# 提示文
#####
午前二時、オッドの元に、近くに住む友人ダニーの養父ウィルバー・ジェサップ医師が、訪ねて来た。
 彼に話しかけるが、彼は何も言わず、苦悶の表情を浮かべ、佇むだけ・・・
こんな夜更けの、こんな時間に、僕の部屋に居るということは、悲しいことに、彼は、もう生きていないことを、意味していた。
 「そう、僕は霊を見ることが出来るのだ。」
欲しくて授かった能力ではないが、僕には、霊能力がある。
霊能力があると言っても、霊の姿を見ることしか出来ず、彼らに、僕の声は届いているようだが、彼らの声を聞くことは出来ない。
なので、ジェサップ医師も、何も話さない。
しかし、彼は、僕の前に現れ、僕を自宅へと導こうとしている。
養父が死んでいるということは、友人ダニーの身にも、不幸が起きてしまっているのか?
#####
# 課題
[a] 霊能力をめぐる文章に基づいて、次の問いに答えなさい。
(i) ジェサップ医師が訪ねて来たのは何時か。
(ii) ジェサップ医師は、だれの養父か。
(iii) 「僕」の霊能力では出来ないことは何か。
[b] 次の各文が霊能力をめぐる文章の内容と合っているかを、「はい」か「いいえ」で答えなさい。判断の根拠となる語句を本文からそのまま引用すること。
(i) 「僕」は、自ら望んでこの能力を得た。
(ii) 霊には、「僕」の声が届いているようだ。
(iii) ジェサップ医師は、「僕」を自宅へ連れて行こうとしている。
[c] 霊能力をめぐる文章を、最後の文の後から書き継ぎなさい。
一覧は、霊能力をめぐる文章とは別の資料である。
#####
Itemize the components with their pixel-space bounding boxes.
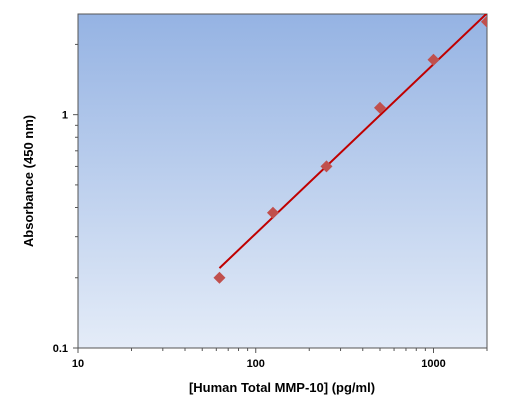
x-axis-title: [Human Total MMP-10] (pg/ml) bbox=[189, 380, 375, 395]
x-tick-label: 100 bbox=[247, 358, 265, 370]
y-axis-title: Absorbance (450 nm) bbox=[21, 115, 36, 247]
y-tick-label: 0.1 bbox=[53, 343, 68, 355]
data-point bbox=[373, 101, 386, 114]
plot-area bbox=[77, 13, 488, 349]
x-tick-label: 1000 bbox=[421, 358, 445, 370]
data-point bbox=[427, 53, 440, 66]
x-tick-label: 10 bbox=[72, 358, 84, 370]
data-point bbox=[266, 206, 279, 219]
data-point bbox=[213, 271, 226, 284]
data-point bbox=[320, 160, 333, 173]
fit-line bbox=[218, 14, 487, 269]
data-point bbox=[481, 15, 487, 28]
y-tick-label: 1 bbox=[62, 110, 68, 122]
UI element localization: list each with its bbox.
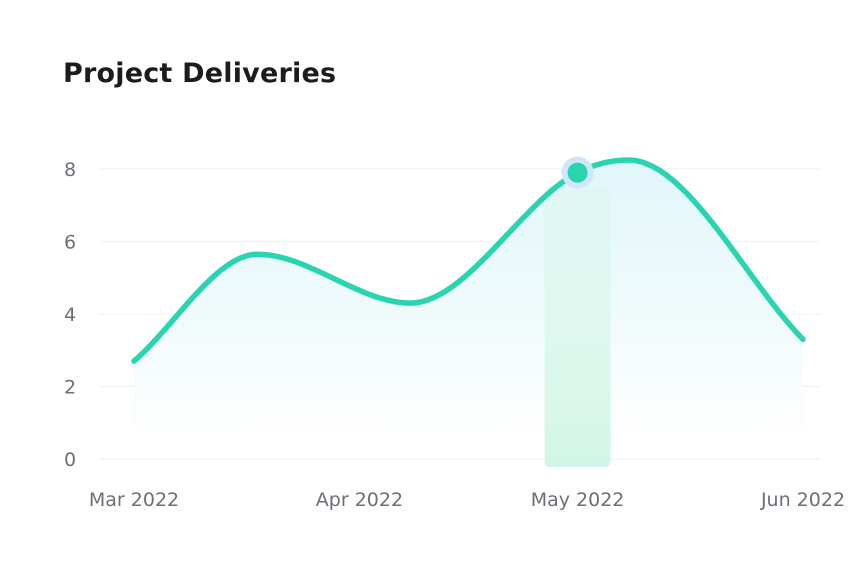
x-axis: Mar 2022 Apr 2022 May 2022 Jun 2022 <box>89 489 845 511</box>
y-tick-label: 4 <box>64 304 76 326</box>
area-fill <box>134 159 803 444</box>
y-tick-label: 0 <box>64 449 76 471</box>
x-tick-label: Mar 2022 <box>89 489 179 511</box>
series-line <box>131 157 806 364</box>
plot-area <box>131 156 806 467</box>
chart-title: Project Deliveries <box>63 58 337 89</box>
highlight-point <box>567 162 588 183</box>
y-tick-label: 2 <box>64 377 76 399</box>
y-axis: 0 2 4 6 8 <box>64 159 76 471</box>
x-tick-label: Apr 2022 <box>316 489 403 511</box>
y-tick-label: 8 <box>64 159 76 181</box>
y-tick-label: 6 <box>64 232 76 254</box>
highlight-bar <box>544 186 611 467</box>
x-tick-label: Jun 2022 <box>760 489 845 511</box>
x-tick-label: May 2022 <box>531 489 625 511</box>
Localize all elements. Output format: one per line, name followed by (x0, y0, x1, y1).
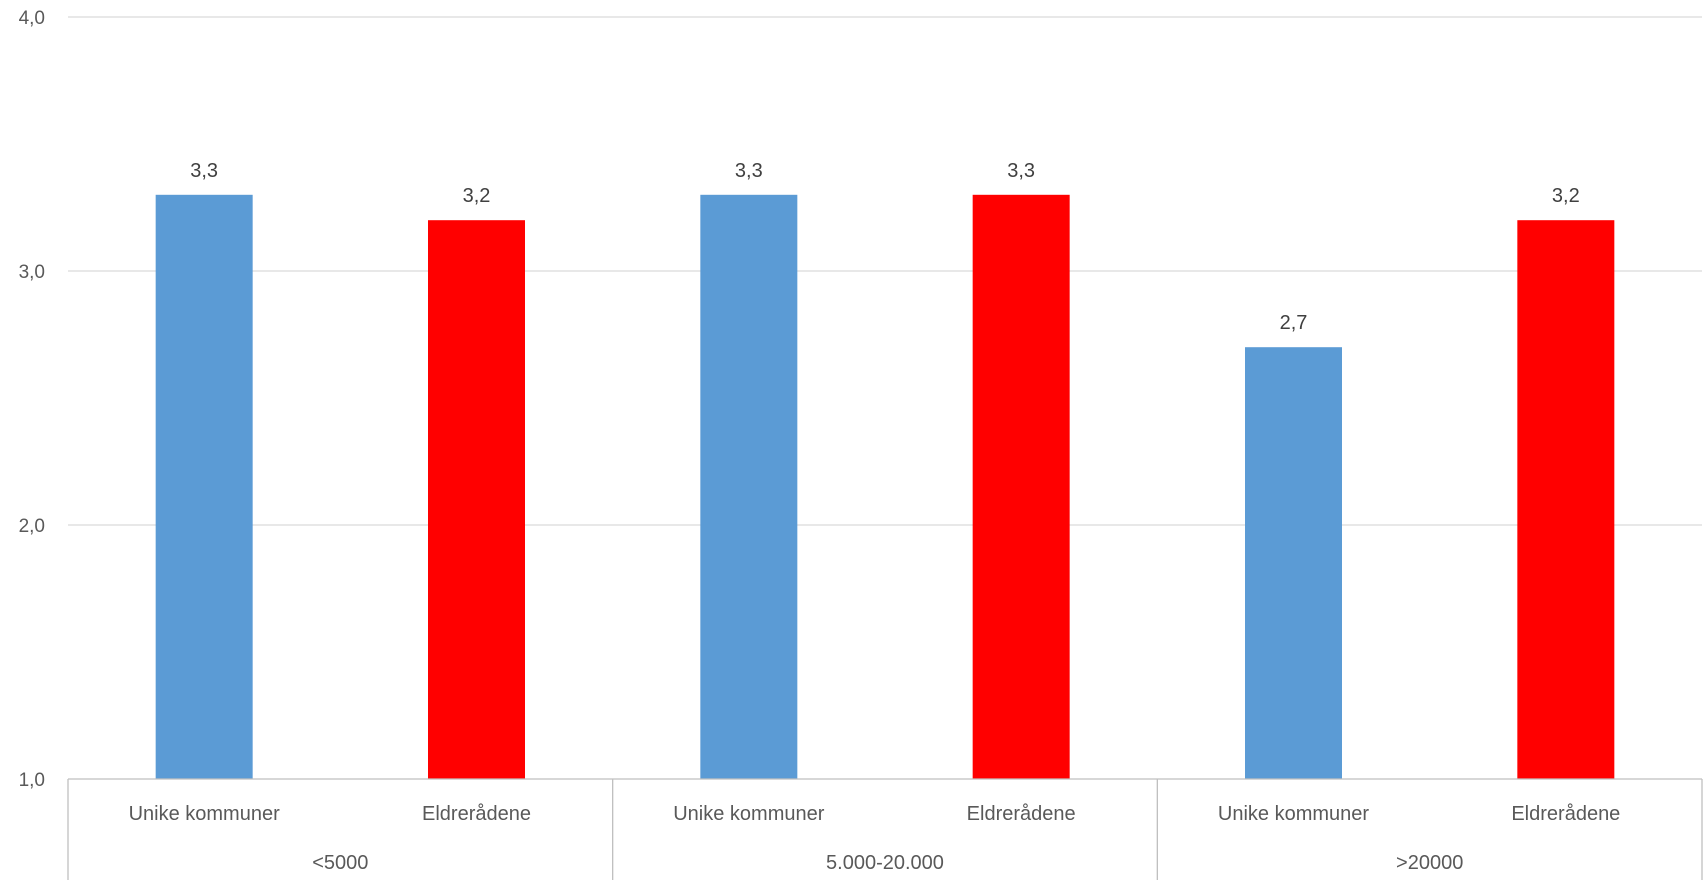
x-axis: Unike kommuner Eldrerådene <5000 Unike komm… (67, 778, 1703, 880)
gridlines (68, 16, 1702, 526)
bar (972, 194, 1070, 780)
data-label: 3,2 (1552, 185, 1580, 207)
y-axis: 1,0 2,0 3,0 4,0 (19, 8, 45, 791)
bar (155, 194, 253, 780)
bar (428, 220, 525, 779)
data-labels: 3,3 3,2 3,3 3,3 2,7 3,2 (190, 160, 1579, 334)
group-label: >20000 (1396, 852, 1463, 874)
y-tick-label: 2,0 (19, 516, 45, 537)
group-label: <5000 (312, 852, 368, 874)
data-label: 3,3 (735, 160, 763, 182)
data-label: 3,2 (463, 185, 491, 207)
data-label: 2,7 (1280, 312, 1308, 334)
bars (155, 194, 1615, 780)
category-label: Eldrerådene (967, 803, 1076, 825)
bar (1517, 220, 1615, 779)
category-label: Eldrerådene (1511, 803, 1620, 825)
data-label: 3,3 (1007, 160, 1035, 182)
y-tick-label: 1,0 (19, 770, 45, 791)
category-label: Unike kommuner (1218, 803, 1370, 825)
bar (1245, 347, 1342, 779)
y-tick-label: 4,0 (19, 8, 45, 29)
bar (700, 194, 798, 780)
data-label: 3,3 (190, 160, 218, 182)
category-label: Unike kommuner (129, 803, 281, 825)
category-label: Eldrerådene (422, 803, 531, 825)
y-tick-label: 3,0 (19, 262, 45, 283)
category-label: Unike kommuner (673, 803, 825, 825)
group-label: 5.000-20.000 (826, 852, 944, 874)
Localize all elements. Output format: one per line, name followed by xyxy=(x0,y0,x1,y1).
#####
# 解答例
[a]
(i) 午前二時。
(ii) 近くに住む友人ダニーの養父。
(iii) 霊の声を聞くこと。

[b]
(i) いいえ。「欲しくて授かった能力ではないが」
(ii) はい。「彼らに、僕の声は届いているようだが」
(iii) はい。「僕を自宅へと導こうとしている」

[c]
養父に導かれ、友人宅へと侵入った僕は、やはり、ジェサップ医師の無残な死体を見つけてしまった。
 二階のダニーの部屋に着いた僕は、覚悟を決め、彼の部屋に入ったが、彼の姿は部屋にはなかった。
 そのとき、不意に、ダニーは階下の部屋に居る(生きて)と、直感がした。
僕には、霊を見る力と、ごくまれに働く、自分では“霊的磁力”と呼ぶ、人の所在を感知できる力がある。
その直感を信じ、階下へと慎重に向かった僕は、見知らぬ男に襲われ感電させらてしまった。
体の自由を奪われ、自分の最後を覚悟した僕だったが、そのとき、男は外へと逃げ出して行った。
階下に降りる前に、ジェサップ家の事件を携帯で伝えた署長が、警察を連れて、近づいて来る気配に気づいてしまったようだ。
ダニーは、彼らが連れ去られてしまったようだ。

署長に救出されたオッドは、友人ダニーを救うべく、“霊的磁力”を使い、彼を救いに行くのだが・・・




冒頭にも書きましたが、この作品、オッド・シリーズの第2作目です。
この本を購入する時に本屋で、一応、シリーズ物らしいので、1作目を探したのですが、見つからず、2作目からの読書となってしまいました。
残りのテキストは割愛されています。